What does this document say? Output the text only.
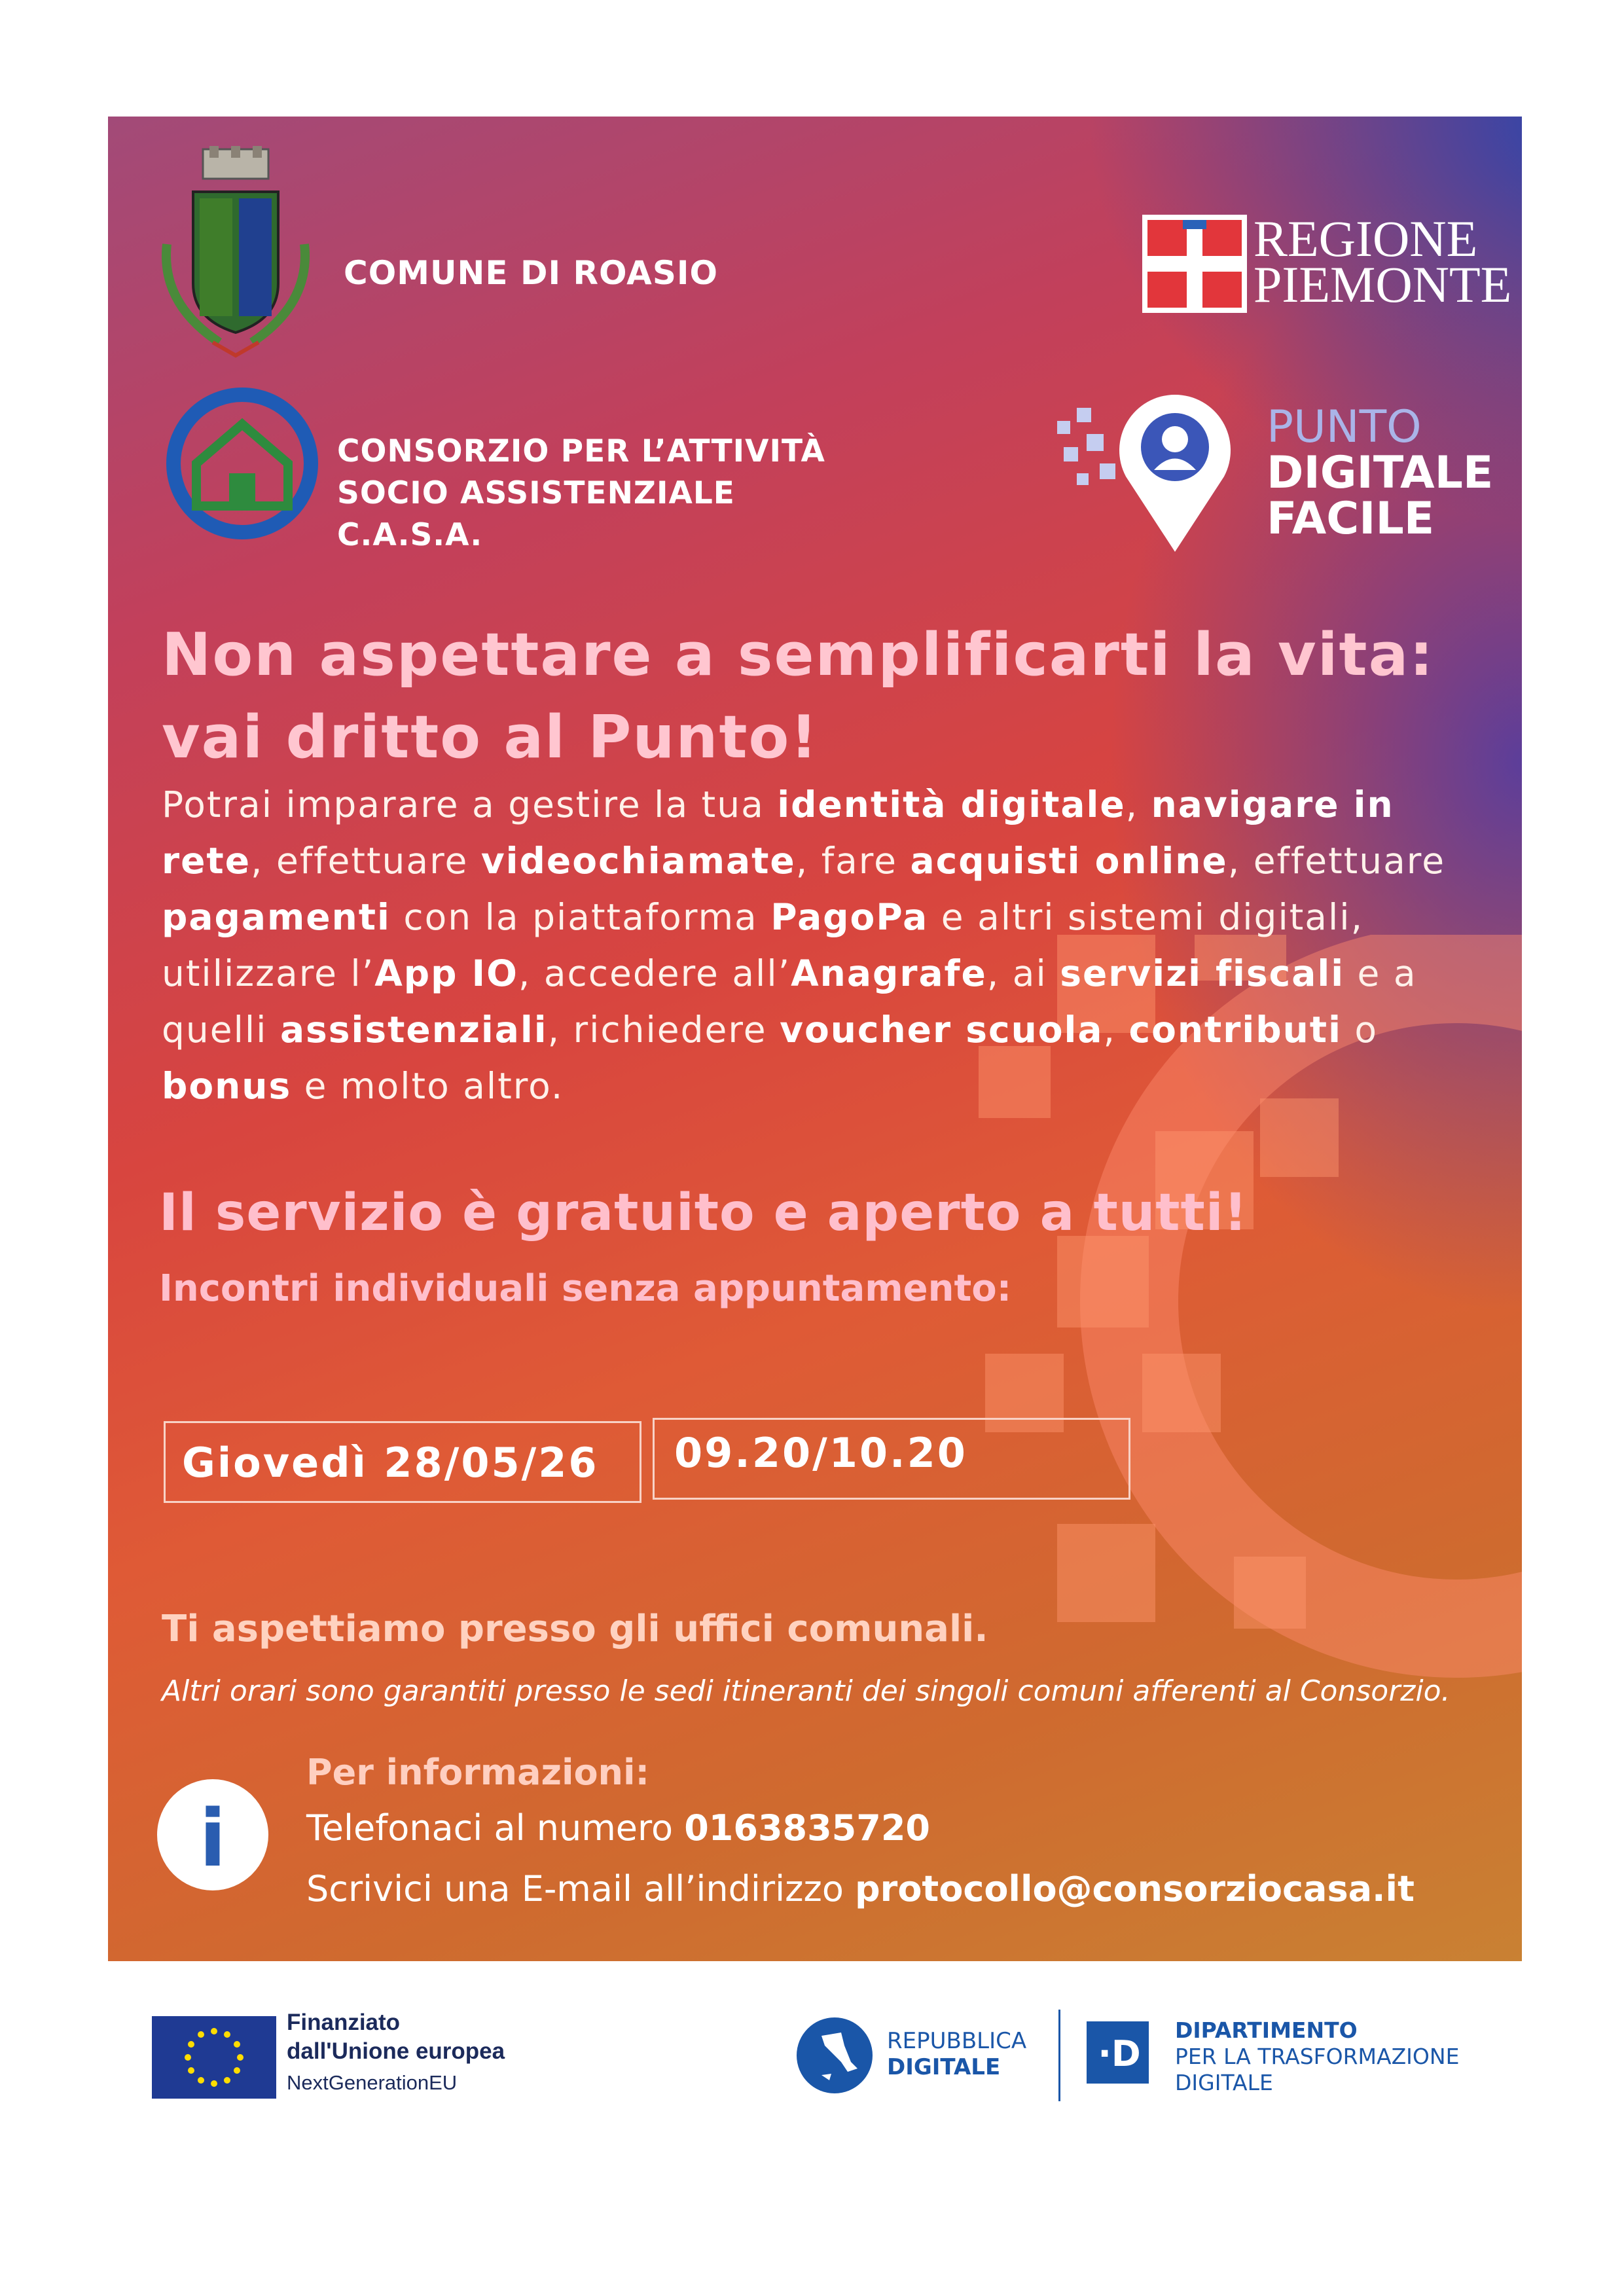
COMUNE DI ROASIO
REGIONE
PIEMONTE
CONSORZIO PER L’ATTIVITÀ
SOCIO ASSISTENZIALE
C.A.S.A.
PUNTO
DIGITALE
FACILE
Non aspettare a semplificarti la vita:
vai dritto al Punto!
Potrai imparare a gestire la tua identità digitale, navigare in rete, effettuare videochiamate, fare acquisti online, effettuare pagamenti con la piattaforma PagoPa e altri sistemi digitali, utilizzare l’App IO, accedere all’Anagrafe, ai servizi fiscali e a quelli assistenziali, richiedere voucher scuola, contributi o bonus e molto altro.
Il servizio è gratuito e aperto a tutti!
Incontri individuali senza appuntamento:
Giovedì 28/05/26 09.20/10.20
Ti aspettiamo presso gli uffici comunali.
Altri orari sono garantiti presso le sedi itineranti dei singoli comuni afferenti al Consorzio.
i
Per informazioni:
Telefonaci al numero 0163835720
Scrivici una E-mail all’indirizzo protocollo@consorziocasa.it
Finanziato
dall'Unione europea
NextGenerationEU
REPUBBLICA
DIGITALE	·D
DIPARTIMENTO
PER LA TRASFORMAZIONE
DIGITALE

•••••

*REQUIRED WORK*:
Copy out every line holding the string "presso".

*RESPONSE TO THIS TASK*:
Ti aspettiamo presso gli uffici comunali.
Altri orari sono garantiti presso le sedi itineranti dei singoli comuni afferenti al Consorzio.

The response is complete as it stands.